**EXERCISE**
Images are not part of the copy; transcribe all the data exactly.

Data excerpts
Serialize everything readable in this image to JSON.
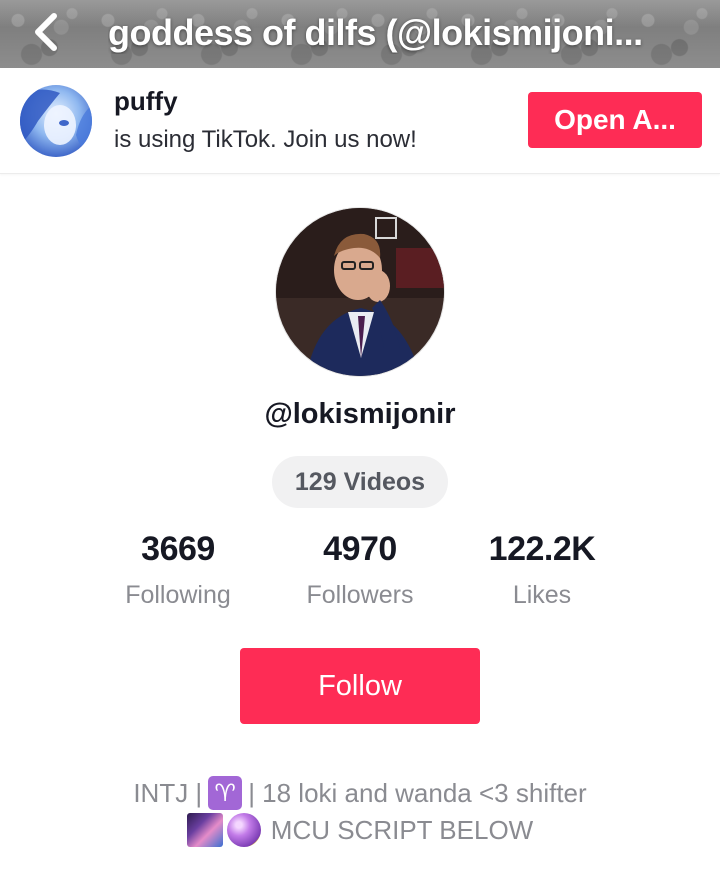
{
  "header": {
    "title": "goddess of dilfs (@lokismijoni...",
    "back_icon": "chevron-left-icon"
  },
  "banner": {
    "name": "puffy",
    "text": "is using TikTok. Join us now!",
    "open_app_label": "Open A..."
  },
  "profile": {
    "username": "@lokismijonir",
    "videos_label": "129 Videos",
    "stats": {
      "following": {
        "value": "3669",
        "label": "Following"
      },
      "followers": {
        "value": "4970",
        "label": "Followers"
      },
      "likes": {
        "value": "122.2K",
        "label": "Likes"
      }
    },
    "follow_label": "Follow",
    "bio": {
      "line1_a": "INTJ |",
      "line1_emoji": "♈",
      "line1_b": "| 18 loki and wanda <3 shifter",
      "line2": "MCU SCRIPT BELOW"
    }
  },
  "colors": {
    "accent": "#fe2c55",
    "text": "#161823",
    "muted": "#8a8b91"
  }
}
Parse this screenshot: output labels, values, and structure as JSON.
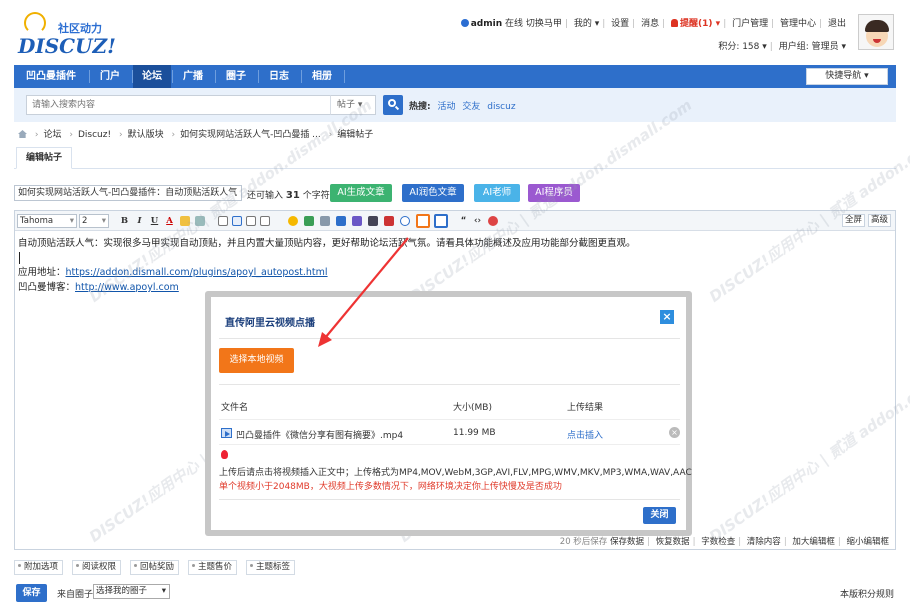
{
  "header": {
    "logo_sub": "社区动力",
    "logo_main": "DISCUZ!",
    "user": "admin",
    "online": "在线",
    "switch_vest": "切换马甲",
    "my": "我的",
    "settings": "设置",
    "messages": "消息",
    "alerts": "提醒(1)",
    "portal_manage": "门户管理",
    "admin_center": "管理中心",
    "logout": "退出",
    "credits": "积分: 158",
    "user_group": "用户组: 管理员"
  },
  "nav": {
    "items": [
      "凹凸曼插件",
      "门户",
      "论坛",
      "广播",
      "圈子",
      "日志",
      "相册"
    ],
    "active_index": 2,
    "quick_nav": "快捷导航"
  },
  "search": {
    "placeholder": "请输入搜索内容",
    "type": "帖子",
    "hot_label": "热搜:",
    "hot_words": [
      "活动",
      "交友",
      "discuz"
    ]
  },
  "breadcrumb": [
    "论坛",
    "Discuz!",
    "默认版块",
    "如何实现网站活跃人气-凹凸曼插 ...",
    "编辑帖子"
  ],
  "tab": {
    "label": "编辑帖子"
  },
  "title_bar": {
    "value": "如何实现网站活跃人气-凹凸曼插件：自动顶贴活跃人气",
    "hint_prefix": "还可输入",
    "hint_count": "31",
    "hint_suffix": "个字符",
    "ai_buttons": [
      {
        "label": "AI生成文章",
        "color": "#3cb371"
      },
      {
        "label": "AI润色文章",
        "color": "#2e6fca"
      },
      {
        "label": "AI老师",
        "color": "#4ab3e8"
      },
      {
        "label": "AI程序员",
        "color": "#9b59d0"
      }
    ]
  },
  "editor": {
    "font": "Tahoma",
    "size": "2",
    "fullscreen": "全屏",
    "advanced": "高级",
    "line1": "自动顶贴活跃人气：实现很多马甲实现自动顶贴，并且内置大量顶贴内容，更好帮助论坛活跃气氛。请看具体功能概述及应用功能部分截图更直观。",
    "line2_label": "应用地址：",
    "line2_link": "https://addon.dismall.com/plugins/apoyl_autopost.html",
    "line3_label": "凹凸曼博客：",
    "line3_link": "http://www.apoyl.com",
    "status": {
      "autosave": "20 秒后保存",
      "save_data": "保存数据",
      "restore_data": "恢复数据",
      "word_check": "字数检查",
      "clear": "清除内容",
      "enlarge": "加大编辑框",
      "shrink": "缩小编辑框"
    }
  },
  "watermark": "DISCUZ!应用中心 | 贰道 addon.dismall.com",
  "dialog": {
    "title": "直传阿里云视频点播",
    "upload_button": "选择本地视频",
    "col_file": "文件名",
    "col_size": "大小(MB)",
    "col_result": "上传结果",
    "file_name": "凹凸曼插件《微信分享有图有摘要》.mp4",
    "file_size": "11.99 MB",
    "file_action": "点击插入",
    "note1": "上传后请点击将视频插入正文中；上传格式为MP4,MOV,WebM,3GP,AVI,FLV,MPG,WMV,MKV,MP3,WMA,WAV,AAC",
    "note2": "单个视频小于2048MB，大视频上传多数情况下，网络环境决定你上传快慢及是否成功",
    "close_button": "关闭"
  },
  "bottom": {
    "options": [
      "附加选项",
      "阅读权限",
      "回帖奖励",
      "主题售价",
      "主题标签"
    ],
    "save": "保存",
    "circle_label": "来自圈子:",
    "circle_select": "选择我的圈子",
    "rules": "本版积分规则"
  }
}
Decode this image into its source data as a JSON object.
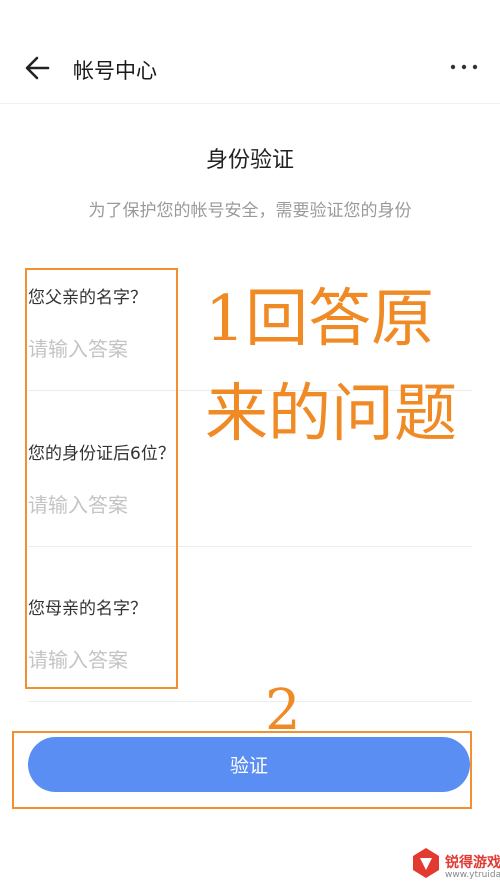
{
  "header": {
    "title": "帐号中心",
    "back_icon": "arrow-left-icon",
    "more_icon": "more-dots-icon"
  },
  "page": {
    "heading": "身份验证",
    "subheading": "为了保护您的帐号安全，需要验证您的身份"
  },
  "questions": [
    {
      "label": "您父亲的名字？",
      "placeholder": "请输入答案",
      "value": ""
    },
    {
      "label": "您的身份证后6位？",
      "placeholder": "请输入答案",
      "value": ""
    },
    {
      "label": "您母亲的名字？",
      "placeholder": "请输入答案",
      "value": ""
    }
  ],
  "verify_button": {
    "label": "验证"
  },
  "annotations": {
    "step1_line1": "1回答原",
    "step1_line2": "来的问题",
    "step2": "2",
    "color": "#f08a25"
  },
  "watermark": {
    "name": "锐得游戏网",
    "url": "www.ytruida.com"
  },
  "colors": {
    "accent": "#5b8ef2",
    "placeholder": "#c4c4c4",
    "annotation": "#f08a25"
  }
}
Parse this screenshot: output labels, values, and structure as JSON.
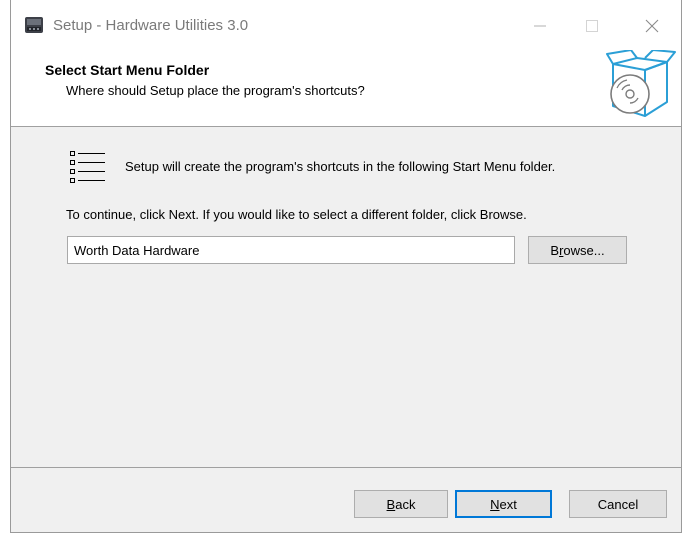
{
  "window": {
    "title": "Setup - Hardware Utilities 3.0",
    "controls": {
      "minimize_icon": "minimize-icon",
      "maximize_icon": "maximize-icon",
      "close_icon": "close-icon"
    }
  },
  "header": {
    "title": "Select Start Menu Folder",
    "subtitle": "Where should Setup place the program's shortcuts?",
    "icon": "software-box-cd-icon"
  },
  "content": {
    "info_text": "Setup will create the program's shortcuts in the following Start Menu folder.",
    "instruction_text": "To continue, click Next. If you would like to select a different folder, click Browse.",
    "folder_input_value": "Worth Data Hardware",
    "browse_button": {
      "mnemonic": "r",
      "before": "B",
      "after": "owse..."
    }
  },
  "footer": {
    "back_button": {
      "mnemonic": "B",
      "before": "",
      "after": "ack"
    },
    "next_button": {
      "mnemonic": "N",
      "before": "",
      "after": "ext"
    },
    "cancel_button": {
      "label": "Cancel"
    }
  },
  "colors": {
    "accent": "#0078d7",
    "background": "#f0f0f0",
    "header_bg": "#ffffff",
    "icon_blue": "#2b9fd6"
  }
}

**FINISHED ANSWER**
Serialize everything readable in this image to JSON.
{
  "header": {
    "title": "goddess of dilfs (@lokismijoni...",
    "back_icon": "chevron-left-icon"
  },
  "banner": {
    "name": "puffy",
    "text": "is using TikTok. Join us now!",
    "open_app_label": "Open A..."
  },
  "profile": {
    "username": "@lokismijonir",
    "videos_label": "129 Videos",
    "stats": {
      "following": {
        "value": "3669",
        "label": "Following"
      },
      "followers": {
        "value": "4970",
        "label": "Followers"
      },
      "likes": {
        "value": "122.2K",
        "label": "Likes"
      }
    },
    "follow_label": "Follow",
    "bio": {
      "line1_a": "INTJ |",
      "line1_emoji": "♈",
      "line1_b": "| 18 loki and wanda <3 shifter",
      "line2": "MCU SCRIPT BELOW"
    }
  },
  "colors": {
    "accent": "#fe2c55",
    "text": "#161823",
    "muted": "#8a8b91"
  }
}
Parse this screenshot: output labels, values, and structure as JSON.
{
  "header": {
    "logo_sub": "社区动力",
    "logo_main": "DISCUZ!",
    "user": "admin",
    "online": "在线",
    "switch_vest": "切换马甲",
    "my": "我的",
    "settings": "设置",
    "messages": "消息",
    "alerts": "提醒(1)",
    "portal_manage": "门户管理",
    "admin_center": "管理中心",
    "logout": "退出",
    "credits": "积分: 158",
    "user_group": "用户组: 管理员"
  },
  "nav": {
    "items": [
      "凹凸曼插件",
      "门户",
      "论坛",
      "广播",
      "圈子",
      "日志",
      "相册"
    ],
    "active_index": 2,
    "quick_nav": "快捷导航"
  },
  "search": {
    "placeholder": "请输入搜索内容",
    "type": "帖子",
    "hot_label": "热搜:",
    "hot_words": [
      "活动",
      "交友",
      "discuz"
    ]
  },
  "breadcrumb": [
    "论坛",
    "Discuz!",
    "默认版块",
    "如何实现网站活跃人气-凹凸曼插 ...",
    "编辑帖子"
  ],
  "tab": {
    "label": "编辑帖子"
  },
  "title_bar": {
    "value": "如何实现网站活跃人气-凹凸曼插件：自动顶贴活跃人气",
    "hint_prefix": "还可输入",
    "hint_count": "31",
    "hint_suffix": "个字符",
    "ai_buttons": [
      {
        "label": "AI生成文章",
        "color": "#3cb371"
      },
      {
        "label": "AI润色文章",
        "color": "#2e6fca"
      },
      {
        "label": "AI老师",
        "color": "#4ab3e8"
      },
      {
        "label": "AI程序员",
        "color": "#9b59d0"
      }
    ]
  },
  "editor": {
    "font": "Tahoma",
    "size": "2",
    "fullscreen": "全屏",
    "advanced": "高级",
    "line1": "自动顶贴活跃人气：实现很多马甲实现自动顶贴，并且内置大量顶贴内容，更好帮助论坛活跃气氛。请看具体功能概述及应用功能部分截图更直观。",
    "line2_label": "应用地址：",
    "line2_link": "https://addon.dismall.com/plugins/apoyl_autopost.html",
    "line3_label": "凹凸曼博客：",
    "line3_link": "http://www.apoyl.com",
    "status": {
      "autosave": "20 秒后保存",
      "save_data": "保存数据",
      "restore_data": "恢复数据",
      "word_check": "字数检查",
      "clear": "清除内容",
      "enlarge": "加大编辑框",
      "shrink": "缩小编辑框"
    }
  },
  "watermark": "DISCUZ!应用中心 | 贰道 addon.dismall.com",
  "dialog": {
    "title": "直传阿里云视频点播",
    "upload_button": "选择本地视频",
    "col_file": "文件名",
    "col_size": "大小(MB)",
    "col_result": "上传结果",
    "file_name": "凹凸曼插件《微信分享有图有摘要》.mp4",
    "file_size": "11.99 MB",
    "file_action": "点击插入",
    "note1": "上传后请点击将视频插入正文中；上传格式为MP4,MOV,WebM,3GP,AVI,FLV,MPG,WMV,MKV,MP3,WMA,WAV,AAC",
    "note2": "单个视频小于2048MB，大视频上传多数情况下，网络环境决定你上传快慢及是否成功",
    "close_button": "关闭"
  },
  "bottom": {
    "options": [
      "附加选项",
      "阅读权限",
      "回帖奖励",
      "主题售价",
      "主题标签"
    ],
    "save": "保存",
    "circle_label": "来自圈子:",
    "circle_select": "选择我的圈子",
    "rules": "本版积分规则"
  }
}
Decode this image into its source data as a JSON object.
{
  "header": {
    "title": "帐号中心",
    "back_icon": "arrow-left-icon",
    "more_icon": "more-dots-icon"
  },
  "page": {
    "heading": "身份验证",
    "subheading": "为了保护您的帐号安全，需要验证您的身份"
  },
  "questions": [
    {
      "label": "您父亲的名字？",
      "placeholder": "请输入答案",
      "value": ""
    },
    {
      "label": "您的身份证后6位？",
      "placeholder": "请输入答案",
      "value": ""
    },
    {
      "label": "您母亲的名字？",
      "placeholder": "请输入答案",
      "value": ""
    }
  ],
  "verify_button": {
    "label": "验证"
  },
  "annotations": {
    "step1_line1": "1回答原",
    "step1_line2": "来的问题",
    "step2": "2",
    "color": "#f08a25"
  },
  "watermark": {
    "name": "锐得游戏网",
    "url": "www.ytruida.com"
  },
  "colors": {
    "accent": "#5b8ef2",
    "placeholder": "#c4c4c4",
    "annotation": "#f08a25"
  }
}
Parse this screenshot: output labels, values, and structure as JSON.
{
  "window": {
    "title": "Setup - Hardware Utilities 3.0",
    "controls": {
      "minimize_icon": "minimize-icon",
      "maximize_icon": "maximize-icon",
      "close_icon": "close-icon"
    }
  },
  "header": {
    "title": "Select Start Menu Folder",
    "subtitle": "Where should Setup place the program's shortcuts?",
    "icon": "software-box-cd-icon"
  },
  "content": {
    "info_text": "Setup will create the program's shortcuts in the following Start Menu folder.",
    "instruction_text": "To continue, click Next. If you would like to select a different folder, click Browse.",
    "folder_input_value": "Worth Data Hardware",
    "browse_button": {
      "mnemonic": "r",
      "before": "B",
      "after": "owse..."
    }
  },
  "footer": {
    "back_button": {
      "mnemonic": "B",
      "before": "",
      "after": "ack"
    },
    "next_button": {
      "mnemonic": "N",
      "before": "",
      "after": "ext"
    },
    "cancel_button": {
      "label": "Cancel"
    }
  },
  "colors": {
    "accent": "#0078d7",
    "background": "#f0f0f0",
    "header_bg": "#ffffff",
    "icon_blue": "#2b9fd6"
  }
}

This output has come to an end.